## Exercise
Copy out all the lines exactly. Omit pictures.

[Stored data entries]
** Begin **
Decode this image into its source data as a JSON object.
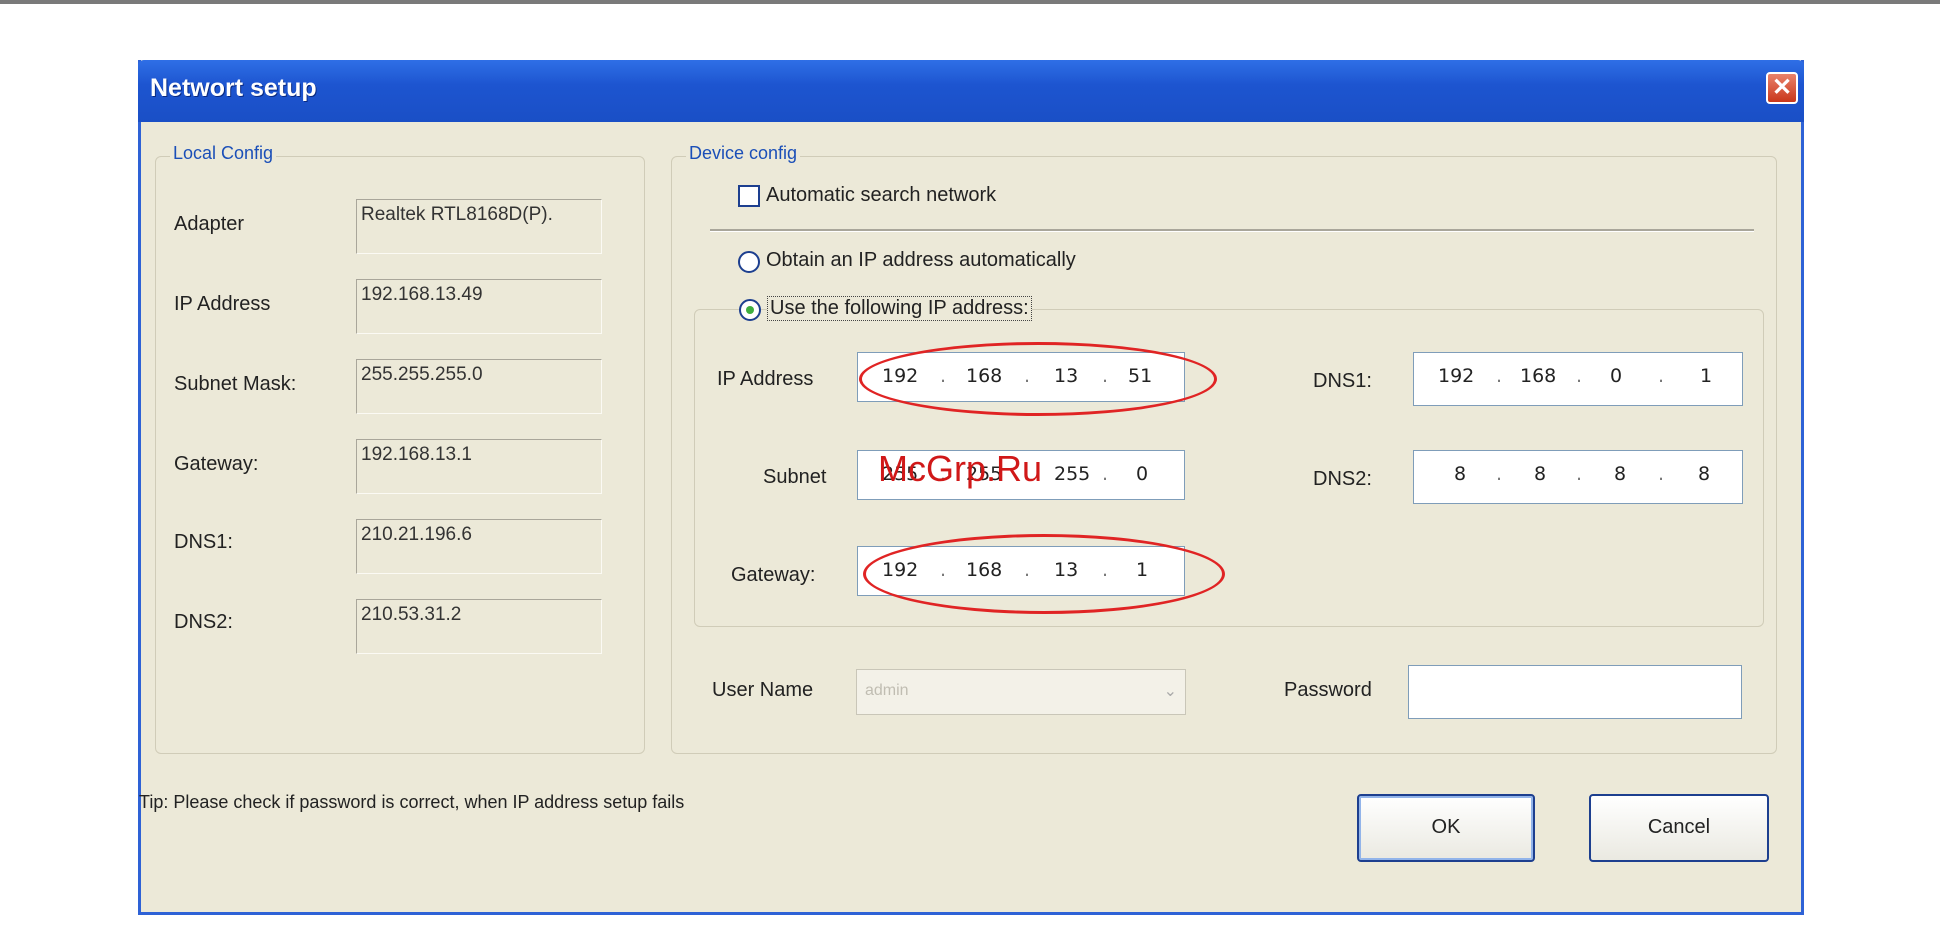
{
  "window": {
    "title": "Networt setup",
    "close_glyph": "✕"
  },
  "local_config": {
    "group_label": "Local Config",
    "fields": [
      {
        "label": "Adapter",
        "value": "Realtek RTL8168D(P)."
      },
      {
        "label": "IP Address",
        "value": "192.168.13.49"
      },
      {
        "label": "Subnet Mask:",
        "value": "255.255.255.0"
      },
      {
        "label": "Gateway:",
        "value": "192.168.13.1"
      },
      {
        "label": "DNS1:",
        "value": "210.21.196.6"
      },
      {
        "label": "DNS2:",
        "value": "210.53.31.2"
      }
    ]
  },
  "device_config": {
    "group_label": "Device config",
    "auto_search": {
      "label": "Automatic search network",
      "checked": false
    },
    "obtain_auto": {
      "label": "Obtain an IP address automatically",
      "selected": false
    },
    "use_following": {
      "label": "Use the following IP address:",
      "selected": true
    },
    "ip_address": {
      "label": "IP Address",
      "octets": [
        "192",
        "168",
        "13",
        "51"
      ]
    },
    "subnet": {
      "label": "Subnet",
      "octets": [
        "255",
        "255",
        "255",
        "0"
      ]
    },
    "gateway": {
      "label": "Gateway:",
      "octets": [
        "192",
        "168",
        "13",
        "1"
      ]
    },
    "dns1": {
      "label": "DNS1:",
      "octets": [
        "192",
        "168",
        "0",
        "1"
      ]
    },
    "dns2": {
      "label": "DNS2:",
      "octets": [
        "8",
        "8",
        "8",
        "8"
      ]
    },
    "user_name": {
      "label": "User Name",
      "value": "admin"
    },
    "password": {
      "label": "Password",
      "value": ""
    }
  },
  "tip": "Tip:  Please check if password is correct, when IP address setup fails",
  "buttons": {
    "ok": "OK",
    "cancel": "Cancel"
  },
  "watermark": "McGrp.Ru",
  "colors": {
    "title_bar": "#1d55d0",
    "window_bg": "#ece9d8",
    "highlight_ellipse": "#e02424"
  }
}
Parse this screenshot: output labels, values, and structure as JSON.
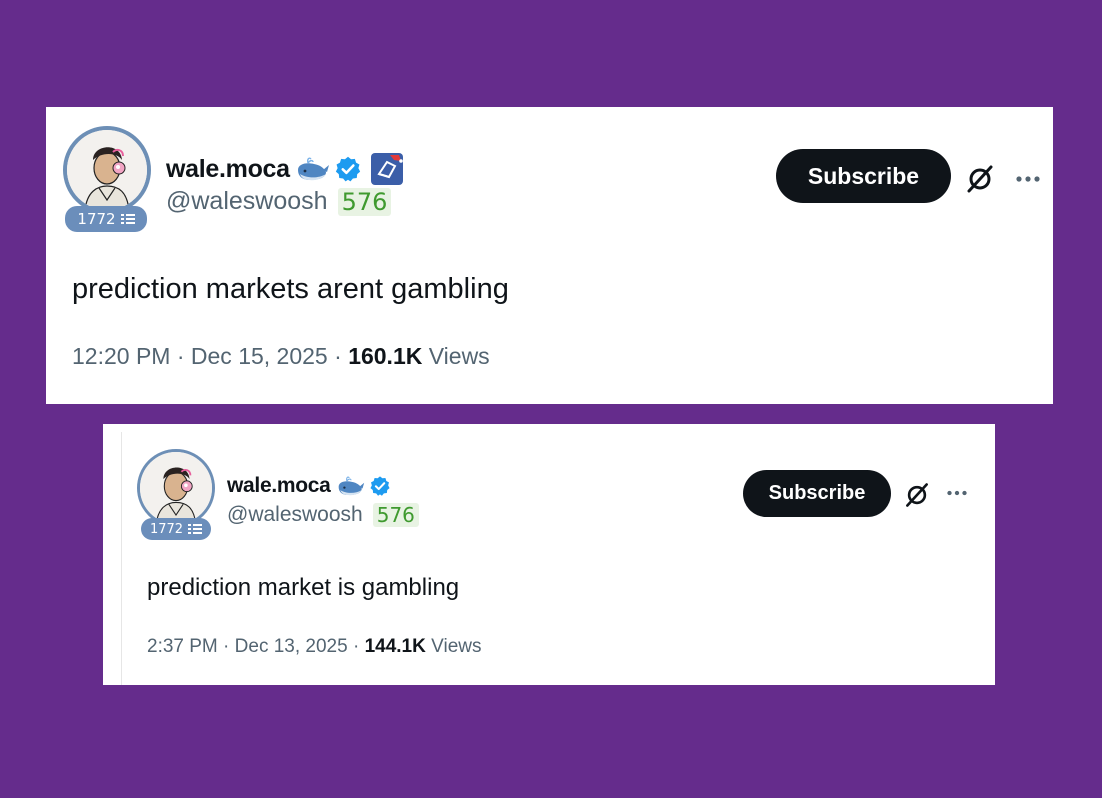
{
  "colors": {
    "background": "#652c8c",
    "card": "#ffffff",
    "subscribe_bg": "#0f1419",
    "handle_text": "#536471",
    "score_pill_text": "#3f9a2f",
    "score_pill_bg": "#e8f3e3",
    "badge_bg": "#6b8ebb",
    "verified": "#1d9bf0"
  },
  "tweets": [
    {
      "display_name": "wale.moca",
      "handle": "@waleswoosh",
      "score": "576",
      "avatar_badge": "1772",
      "icons": [
        "whale-emoji-icon",
        "verified-badge-icon",
        "org-affiliation-icon",
        "grok-icon",
        "more-icon"
      ],
      "subscribe_label": "Subscribe",
      "text": "prediction markets arent gambling",
      "time": "12:20 PM",
      "date": "Dec 15, 2025",
      "views_count": "160.1K",
      "views_label": "Views"
    },
    {
      "display_name": "wale.moca",
      "handle": "@waleswoosh",
      "score": "576",
      "avatar_badge": "1772",
      "icons": [
        "whale-emoji-icon",
        "verified-badge-icon",
        "grok-icon",
        "more-icon"
      ],
      "subscribe_label": "Subscribe",
      "text": "prediction market is gambling",
      "time": "2:37 PM",
      "date": "Dec 13, 2025",
      "views_count": "144.1K",
      "views_label": "Views"
    }
  ]
}
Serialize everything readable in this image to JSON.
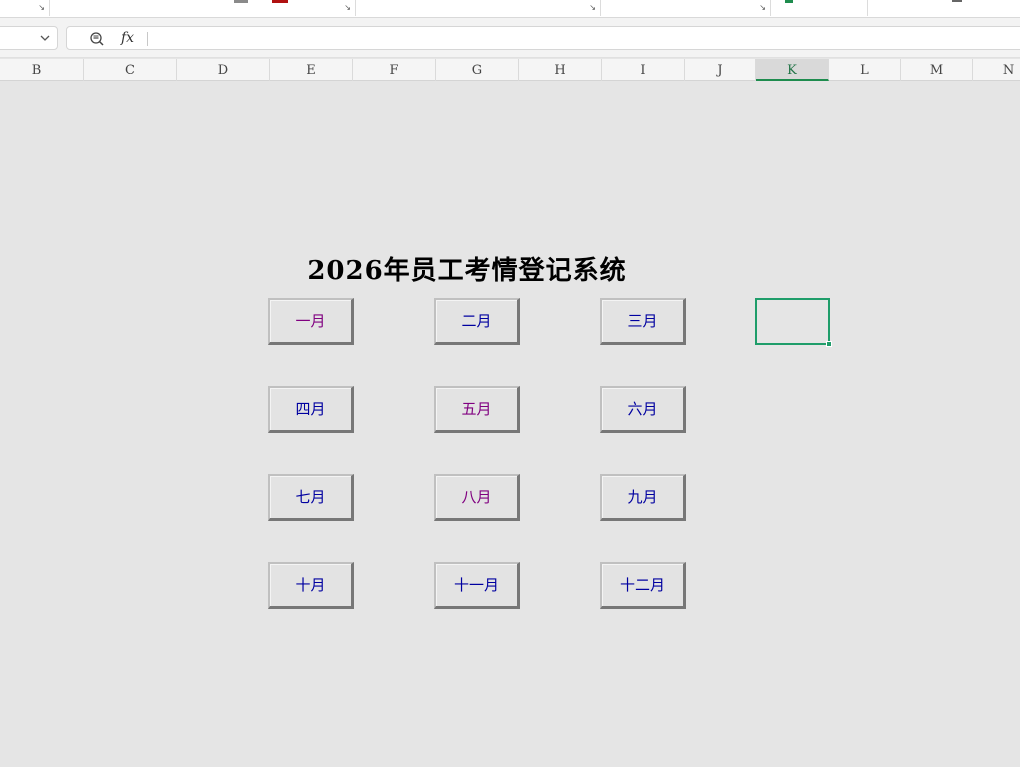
** End **
## Task answer
Decode this image into its source data as a JSON object.
{
  "window": {
    "title": "Networt setup",
    "close_glyph": "✕"
  },
  "local_config": {
    "group_label": "Local Config",
    "fields": [
      {
        "label": "Adapter",
        "value": "Realtek RTL8168D(P)."
      },
      {
        "label": "IP Address",
        "value": "192.168.13.49"
      },
      {
        "label": "Subnet Mask:",
        "value": "255.255.255.0"
      },
      {
        "label": "Gateway:",
        "value": "192.168.13.1"
      },
      {
        "label": "DNS1:",
        "value": "210.21.196.6"
      },
      {
        "label": "DNS2:",
        "value": "210.53.31.2"
      }
    ]
  },
  "device_config": {
    "group_label": "Device config",
    "auto_search": {
      "label": "Automatic search network",
      "checked": false
    },
    "obtain_auto": {
      "label": "Obtain an IP address automatically",
      "selected": false
    },
    "use_following": {
      "label": "Use the following IP address:",
      "selected": true
    },
    "ip_address": {
      "label": "IP Address",
      "octets": [
        "192",
        "168",
        "13",
        "51"
      ]
    },
    "subnet": {
      "label": "Subnet",
      "octets": [
        "255",
        "255",
        "255",
        "0"
      ]
    },
    "gateway": {
      "label": "Gateway:",
      "octets": [
        "192",
        "168",
        "13",
        "1"
      ]
    },
    "dns1": {
      "label": "DNS1:",
      "octets": [
        "192",
        "168",
        "0",
        "1"
      ]
    },
    "dns2": {
      "label": "DNS2:",
      "octets": [
        "8",
        "8",
        "8",
        "8"
      ]
    },
    "user_name": {
      "label": "User Name",
      "value": "admin"
    },
    "password": {
      "label": "Password",
      "value": ""
    }
  },
  "tip": "Tip:  Please check if password is correct, when IP address setup fails",
  "buttons": {
    "ok": "OK",
    "cancel": "Cancel"
  },
  "watermark": "McGrp.Ru",
  "colors": {
    "title_bar": "#1d55d0",
    "window_bg": "#ece9d8",
    "highlight_ellipse": "#e02424"
  }
}
Parse this screenshot: output labels, values, and structure as JSON.
{
  "colors": {
    "background": "#652c8c",
    "card": "#ffffff",
    "subscribe_bg": "#0f1419",
    "handle_text": "#536471",
    "score_pill_text": "#3f9a2f",
    "score_pill_bg": "#e8f3e3",
    "badge_bg": "#6b8ebb",
    "verified": "#1d9bf0"
  },
  "tweets": [
    {
      "display_name": "wale.moca",
      "handle": "@waleswoosh",
      "score": "576",
      "avatar_badge": "1772",
      "icons": [
        "whale-emoji-icon",
        "verified-badge-icon",
        "org-affiliation-icon",
        "grok-icon",
        "more-icon"
      ],
      "subscribe_label": "Subscribe",
      "text": "prediction markets arent gambling",
      "time": "12:20 PM",
      "date": "Dec 15, 2025",
      "views_count": "160.1K",
      "views_label": "Views"
    },
    {
      "display_name": "wale.moca",
      "handle": "@waleswoosh",
      "score": "576",
      "avatar_badge": "1772",
      "icons": [
        "whale-emoji-icon",
        "verified-badge-icon",
        "grok-icon",
        "more-icon"
      ],
      "subscribe_label": "Subscribe",
      "text": "prediction market is gambling",
      "time": "2:37 PM",
      "date": "Dec 13, 2025",
      "views_count": "144.1K",
      "views_label": "Views"
    }
  ]
}
Serialize everything readable in this image to JSON.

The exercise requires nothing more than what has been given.